__WHAT TO WORK ON__.
Find every line with the word "content". Copy those lines.

__MATERIAL FOR THE TASK__.

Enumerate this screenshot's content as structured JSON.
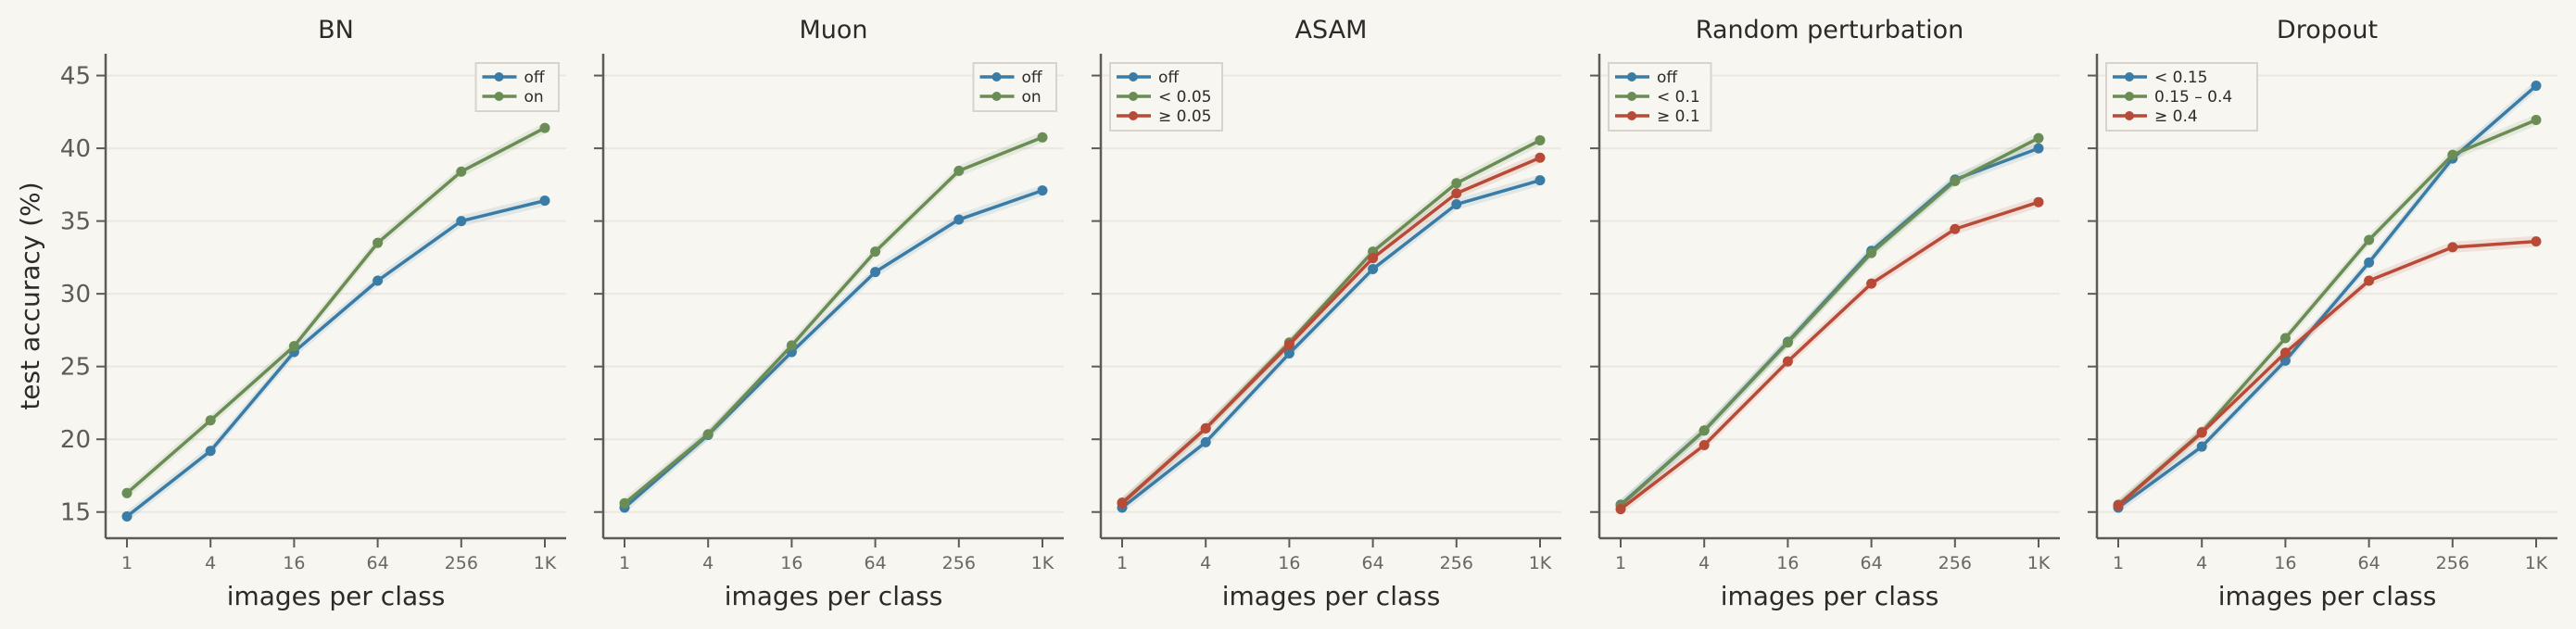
{
  "chart_data": [
    {
      "type": "line",
      "title": "BN",
      "xlabel": "images per class",
      "ylabel": "test accuracy (%)",
      "x": [
        1,
        4,
        16,
        64,
        256,
        1024
      ],
      "x_tick_labels": [
        "1",
        "4",
        "16",
        "64",
        "256",
        "1K"
      ],
      "x_scale": "log2",
      "y_ticks": [
        15,
        20,
        25,
        30,
        35,
        40,
        45
      ],
      "ylim": [
        13.2,
        46.5
      ],
      "grid": "horizontal",
      "legend": "top-right",
      "series": [
        {
          "name": "off",
          "color": "#3a7ca5",
          "values": [
            14.7,
            19.2,
            26.0,
            30.9,
            35.0,
            36.4
          ]
        },
        {
          "name": "on",
          "color": "#6a8c55",
          "values": [
            16.3,
            21.3,
            26.4,
            33.5,
            38.4,
            41.4
          ]
        }
      ]
    },
    {
      "type": "line",
      "title": "Muon",
      "xlabel": "images per class",
      "x": [
        1,
        4,
        16,
        64,
        256,
        1024
      ],
      "x_tick_labels": [
        "1",
        "4",
        "16",
        "64",
        "256",
        "1K"
      ],
      "x_scale": "log2",
      "y_ticks": [
        15,
        20,
        25,
        30,
        35,
        40,
        45
      ],
      "ylim": [
        13.2,
        46.5
      ],
      "grid": "horizontal",
      "legend": "top-right",
      "series": [
        {
          "name": "off",
          "color": "#3a7ca5",
          "values": [
            15.3,
            20.3,
            26.0,
            31.5,
            35.1,
            37.1
          ]
        },
        {
          "name": "on",
          "color": "#6a8c55",
          "values": [
            15.6,
            20.35,
            26.45,
            32.9,
            38.45,
            40.75
          ]
        }
      ]
    },
    {
      "type": "line",
      "title": "ASAM",
      "xlabel": "images per class",
      "x": [
        1,
        4,
        16,
        64,
        256,
        1024
      ],
      "x_tick_labels": [
        "1",
        "4",
        "16",
        "64",
        "256",
        "1K"
      ],
      "x_scale": "log2",
      "y_ticks": [
        15,
        20,
        25,
        30,
        35,
        40,
        45
      ],
      "ylim": [
        13.2,
        46.5
      ],
      "grid": "horizontal",
      "legend": "top-left",
      "series": [
        {
          "name": "off",
          "color": "#3a7ca5",
          "values": [
            15.3,
            19.8,
            25.9,
            31.7,
            36.15,
            37.8
          ]
        },
        {
          "name": "< 0.05",
          "color": "#6a8c55",
          "values": [
            15.65,
            20.75,
            26.65,
            32.9,
            37.6,
            40.55
          ]
        },
        {
          "name": "≥ 0.05",
          "color": "#b84a38",
          "values": [
            15.6,
            20.75,
            26.5,
            32.45,
            36.9,
            39.35
          ]
        }
      ]
    },
    {
      "type": "line",
      "title": "Random perturbation",
      "xlabel": "images per class",
      "x": [
        1,
        4,
        16,
        64,
        256,
        1024
      ],
      "x_tick_labels": [
        "1",
        "4",
        "16",
        "64",
        "256",
        "1K"
      ],
      "x_scale": "log2",
      "y_ticks": [
        15,
        20,
        25,
        30,
        35,
        40,
        45
      ],
      "ylim": [
        13.2,
        46.5
      ],
      "grid": "horizontal",
      "legend": "top-left",
      "series": [
        {
          "name": "off",
          "color": "#3a7ca5",
          "values": [
            15.5,
            20.6,
            26.7,
            32.95,
            37.85,
            40.0
          ]
        },
        {
          "name": "< 0.1",
          "color": "#6a8c55",
          "values": [
            15.45,
            20.6,
            26.65,
            32.8,
            37.75,
            40.7
          ]
        },
        {
          "name": "≥ 0.1",
          "color": "#b84a38",
          "values": [
            15.2,
            19.6,
            25.35,
            30.7,
            34.45,
            36.3
          ]
        }
      ]
    },
    {
      "type": "line",
      "title": "Dropout",
      "xlabel": "images per class",
      "x": [
        1,
        4,
        16,
        64,
        256,
        1024
      ],
      "x_tick_labels": [
        "1",
        "4",
        "16",
        "64",
        "256",
        "1K"
      ],
      "x_scale": "log2",
      "y_ticks": [
        15,
        20,
        25,
        30,
        35,
        40,
        45
      ],
      "ylim": [
        13.2,
        46.5
      ],
      "grid": "horizontal",
      "legend": "top-left",
      "series": [
        {
          "name": "< 0.15",
          "color": "#3a7ca5",
          "values": [
            15.3,
            19.5,
            25.4,
            32.15,
            39.3,
            44.3
          ]
        },
        {
          "name": "0.15 – 0.4",
          "color": "#6a8c55",
          "values": [
            15.5,
            20.5,
            26.95,
            33.7,
            39.55,
            41.95
          ]
        },
        {
          "name": "≥ 0.4",
          "color": "#b84a38",
          "values": [
            15.45,
            20.45,
            25.95,
            30.9,
            33.2,
            33.6
          ]
        }
      ]
    }
  ]
}
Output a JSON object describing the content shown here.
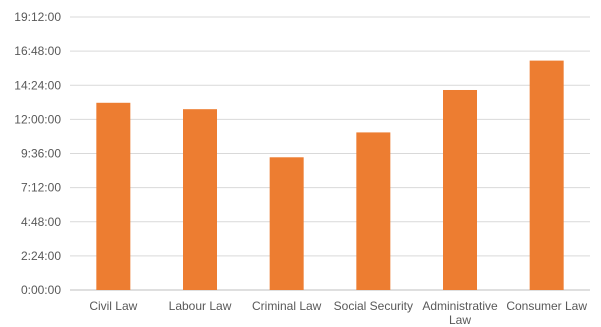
{
  "chart_data": {
    "type": "bar",
    "title": "",
    "xlabel": "",
    "ylabel": "",
    "categories": [
      [
        "Civil Law"
      ],
      [
        "Labour Law"
      ],
      [
        "Criminal Law"
      ],
      [
        "Social Security"
      ],
      [
        "Administrative",
        "Law"
      ],
      [
        "Consumer Law"
      ]
    ],
    "values_seconds": [
      47400,
      45780,
      33600,
      39900,
      50640,
      58080
    ],
    "values": [
      "13:10:00",
      "12:43:00",
      "9:20:00",
      "11:05:00",
      "14:04:00",
      "16:08:00"
    ],
    "y_ticks": [
      "0:00:00",
      "2:24:00",
      "4:48:00",
      "7:12:00",
      "9:36:00",
      "12:00:00",
      "14:24:00",
      "16:48:00",
      "19:12:00"
    ],
    "ylim_seconds": [
      0,
      69120
    ],
    "grid": true,
    "legend": "none",
    "bar_color": "#ED7D31"
  }
}
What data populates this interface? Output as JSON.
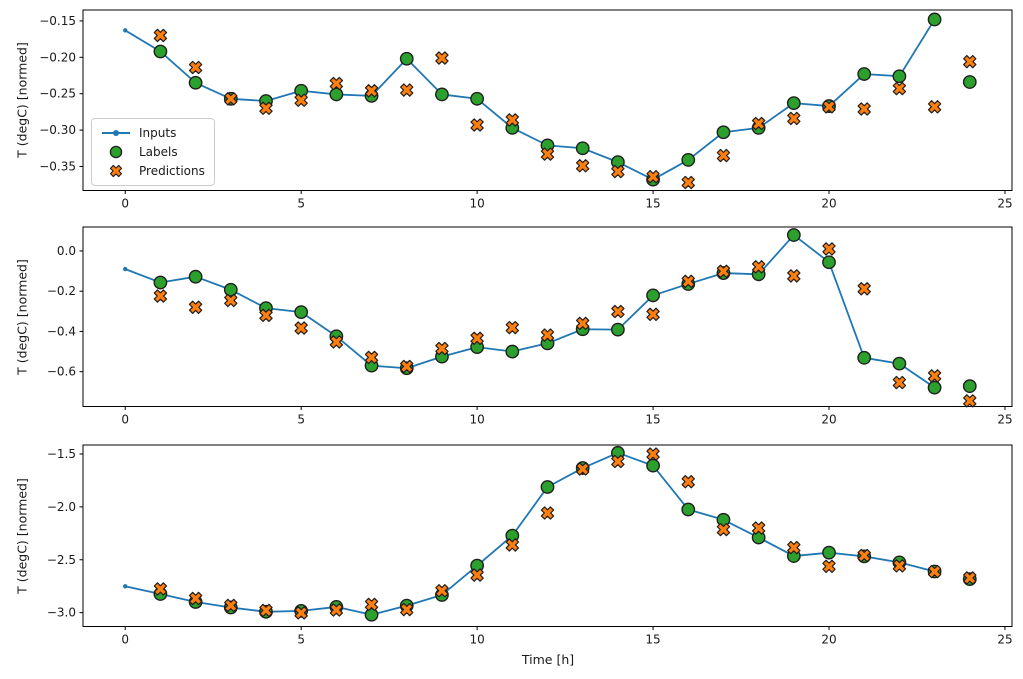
{
  "figure": {
    "background": "#ffffff"
  },
  "colors": {
    "inputs": "#1f77b4",
    "labels": "#2ca02c",
    "predictions": "#ff7f0e",
    "marker_edge": "#1f1f1f",
    "spine": "#000000",
    "text": "#1a1a1a"
  },
  "legend": {
    "items": [
      {
        "label": "Inputs",
        "marker": "line-dot"
      },
      {
        "label": "Labels",
        "marker": "circle"
      },
      {
        "label": "Predictions",
        "marker": "x"
      }
    ]
  },
  "xlabel": "Time [h]",
  "chart_data": [
    {
      "type": "line",
      "title": "",
      "ylabel": "T (degC) [normed]",
      "xlabel": "",
      "grid": false,
      "legend_position": "upper-left-inside",
      "xlim": [
        -1.2,
        25.2
      ],
      "ylim": [
        -0.383,
        -0.135
      ],
      "xticks": {
        "values": [
          0,
          5,
          10,
          15,
          20,
          25
        ],
        "labels": [
          "0",
          "5",
          "10",
          "15",
          "20",
          "25"
        ]
      },
      "yticks": {
        "values": [
          -0.15,
          -0.2,
          -0.25,
          -0.3,
          -0.35
        ],
        "labels": [
          "−0.15",
          "−0.20",
          "−0.25",
          "−0.30",
          "−0.35"
        ]
      },
      "series": [
        {
          "name": "Inputs",
          "type": "line",
          "marker": "dot",
          "color": "#1f77b4",
          "x": [
            0,
            1,
            2,
            3,
            4,
            5,
            6,
            7,
            8,
            9,
            10,
            11,
            12,
            13,
            14,
            15,
            16,
            17,
            18,
            19,
            20,
            21,
            22,
            23
          ],
          "y": [
            -0.163,
            -0.192,
            -0.235,
            -0.257,
            -0.26,
            -0.246,
            -0.251,
            -0.253,
            -0.202,
            -0.251,
            -0.257,
            -0.297,
            -0.321,
            -0.325,
            -0.344,
            -0.368,
            -0.341,
            -0.303,
            -0.297,
            -0.263,
            -0.267,
            -0.223,
            -0.226,
            -0.148
          ]
        },
        {
          "name": "Labels",
          "type": "scatter",
          "marker": "circle",
          "color": "#2ca02c",
          "x": [
            1,
            2,
            3,
            4,
            5,
            6,
            7,
            8,
            9,
            10,
            11,
            12,
            13,
            14,
            15,
            16,
            17,
            18,
            19,
            20,
            21,
            22,
            23,
            24
          ],
          "y": [
            -0.192,
            -0.235,
            -0.257,
            -0.26,
            -0.246,
            -0.251,
            -0.253,
            -0.202,
            -0.251,
            -0.257,
            -0.297,
            -0.321,
            -0.325,
            -0.344,
            -0.368,
            -0.341,
            -0.303,
            -0.297,
            -0.263,
            -0.267,
            -0.223,
            -0.226,
            -0.148,
            -0.234
          ]
        },
        {
          "name": "Predictions",
          "type": "scatter",
          "marker": "X",
          "color": "#ff7f0e",
          "x": [
            1,
            2,
            3,
            4,
            5,
            6,
            7,
            8,
            9,
            10,
            11,
            12,
            13,
            14,
            15,
            16,
            17,
            18,
            19,
            20,
            21,
            22,
            23,
            24
          ],
          "y": [
            -0.17,
            -0.214,
            -0.257,
            -0.27,
            -0.259,
            -0.236,
            -0.246,
            -0.245,
            -0.201,
            -0.293,
            -0.286,
            -0.333,
            -0.349,
            -0.357,
            -0.364,
            -0.372,
            -0.335,
            -0.291,
            -0.284,
            -0.268,
            -0.271,
            -0.243,
            -0.268,
            -0.206
          ]
        }
      ]
    },
    {
      "type": "line",
      "title": "",
      "ylabel": "T (degC) [normed]",
      "xlabel": "",
      "grid": false,
      "xlim": [
        -1.2,
        25.2
      ],
      "ylim": [
        -0.773,
        0.119
      ],
      "xticks": {
        "values": [
          0,
          5,
          10,
          15,
          20,
          25
        ],
        "labels": [
          "0",
          "5",
          "10",
          "15",
          "20",
          "25"
        ]
      },
      "yticks": {
        "values": [
          0.0,
          -0.2,
          -0.4,
          -0.6
        ],
        "labels": [
          "0.0",
          "−0.2",
          "−0.4",
          "−0.6"
        ]
      },
      "series": [
        {
          "name": "Inputs",
          "type": "line",
          "marker": "dot",
          "color": "#1f77b4",
          "x": [
            0,
            1,
            2,
            3,
            4,
            5,
            6,
            7,
            8,
            9,
            10,
            11,
            12,
            13,
            14,
            15,
            16,
            17,
            18,
            19,
            20,
            21,
            22,
            23
          ],
          "y": [
            -0.09,
            -0.157,
            -0.128,
            -0.193,
            -0.284,
            -0.304,
            -0.424,
            -0.57,
            -0.583,
            -0.525,
            -0.478,
            -0.5,
            -0.459,
            -0.389,
            -0.391,
            -0.221,
            -0.164,
            -0.11,
            -0.116,
            0.079,
            -0.056,
            -0.531,
            -0.56,
            -0.679
          ]
        },
        {
          "name": "Labels",
          "type": "scatter",
          "marker": "circle",
          "color": "#2ca02c",
          "x": [
            1,
            2,
            3,
            4,
            5,
            6,
            7,
            8,
            9,
            10,
            11,
            12,
            13,
            14,
            15,
            16,
            17,
            18,
            19,
            20,
            21,
            22,
            23,
            24
          ],
          "y": [
            -0.157,
            -0.128,
            -0.193,
            -0.284,
            -0.304,
            -0.424,
            -0.57,
            -0.583,
            -0.525,
            -0.478,
            -0.5,
            -0.459,
            -0.389,
            -0.391,
            -0.221,
            -0.164,
            -0.11,
            -0.116,
            0.079,
            -0.056,
            -0.531,
            -0.56,
            -0.679,
            -0.672
          ]
        },
        {
          "name": "Predictions",
          "type": "scatter",
          "marker": "X",
          "color": "#ff7f0e",
          "x": [
            1,
            2,
            3,
            4,
            5,
            6,
            7,
            8,
            9,
            10,
            11,
            12,
            13,
            14,
            15,
            16,
            17,
            18,
            19,
            20,
            21,
            22,
            23,
            24
          ],
          "y": [
            -0.224,
            -0.28,
            -0.246,
            -0.32,
            -0.383,
            -0.452,
            -0.529,
            -0.574,
            -0.485,
            -0.434,
            -0.381,
            -0.418,
            -0.36,
            -0.301,
            -0.315,
            -0.151,
            -0.101,
            -0.079,
            -0.124,
            0.01,
            -0.188,
            -0.654,
            -0.621,
            -0.745
          ]
        }
      ]
    },
    {
      "type": "line",
      "title": "",
      "ylabel": "T (degC) [normed]",
      "xlabel": "Time [h]",
      "grid": false,
      "xlim": [
        -1.2,
        25.2
      ],
      "ylim": [
        -3.131,
        -1.415
      ],
      "xticks": {
        "values": [
          0,
          5,
          10,
          15,
          20,
          25
        ],
        "labels": [
          "0",
          "5",
          "10",
          "15",
          "20",
          "25"
        ]
      },
      "yticks": {
        "values": [
          -1.5,
          -2.0,
          -2.5,
          -3.0
        ],
        "labels": [
          "−1.5",
          "−2.0",
          "−2.5",
          "−3.0"
        ]
      },
      "series": [
        {
          "name": "Inputs",
          "type": "line",
          "marker": "dot",
          "color": "#1f77b4",
          "x": [
            0,
            1,
            2,
            3,
            4,
            5,
            6,
            7,
            8,
            9,
            10,
            11,
            12,
            13,
            14,
            15,
            16,
            17,
            18,
            19,
            20,
            21,
            22,
            23
          ],
          "y": [
            -2.751,
            -2.824,
            -2.899,
            -2.951,
            -2.992,
            -2.983,
            -2.946,
            -3.02,
            -2.934,
            -2.833,
            -2.556,
            -2.272,
            -1.812,
            -1.633,
            -1.489,
            -1.61,
            -2.025,
            -2.122,
            -2.29,
            -2.465,
            -2.433,
            -2.468,
            -2.525,
            -2.611
          ]
        },
        {
          "name": "Labels",
          "type": "scatter",
          "marker": "circle",
          "color": "#2ca02c",
          "x": [
            1,
            2,
            3,
            4,
            5,
            6,
            7,
            8,
            9,
            10,
            11,
            12,
            13,
            14,
            15,
            16,
            17,
            18,
            19,
            20,
            21,
            22,
            23,
            24
          ],
          "y": [
            -2.824,
            -2.899,
            -2.951,
            -2.992,
            -2.983,
            -2.946,
            -3.02,
            -2.934,
            -2.833,
            -2.556,
            -2.272,
            -1.812,
            -1.633,
            -1.489,
            -1.61,
            -2.025,
            -2.122,
            -2.29,
            -2.465,
            -2.433,
            -2.468,
            -2.525,
            -2.611,
            -2.683
          ]
        },
        {
          "name": "Predictions",
          "type": "scatter",
          "marker": "X",
          "color": "#ff7f0e",
          "x": [
            1,
            2,
            3,
            4,
            5,
            6,
            7,
            8,
            9,
            10,
            11,
            12,
            13,
            14,
            15,
            16,
            17,
            18,
            19,
            20,
            21,
            22,
            23,
            24
          ],
          "y": [
            -2.776,
            -2.866,
            -2.932,
            -2.979,
            -3.002,
            -2.975,
            -2.922,
            -2.971,
            -2.793,
            -2.645,
            -2.36,
            -2.058,
            -1.642,
            -1.571,
            -1.501,
            -1.762,
            -2.215,
            -2.2,
            -2.385,
            -2.562,
            -2.46,
            -2.558,
            -2.612,
            -2.672
          ]
        }
      ]
    }
  ]
}
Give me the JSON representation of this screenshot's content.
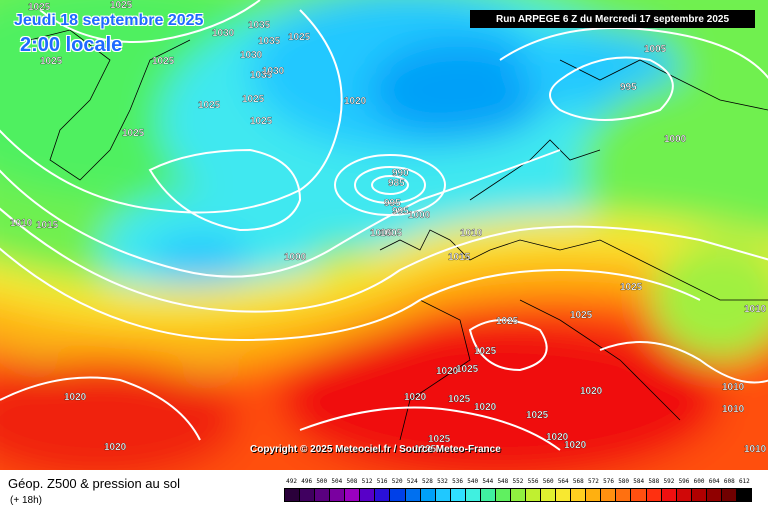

__TASK OUTPUT__.
Enumerate this screenshot's content as structured JSON.
Output a JSON object describing the content shown here.
Give me the JSON representation of this screenshot's content.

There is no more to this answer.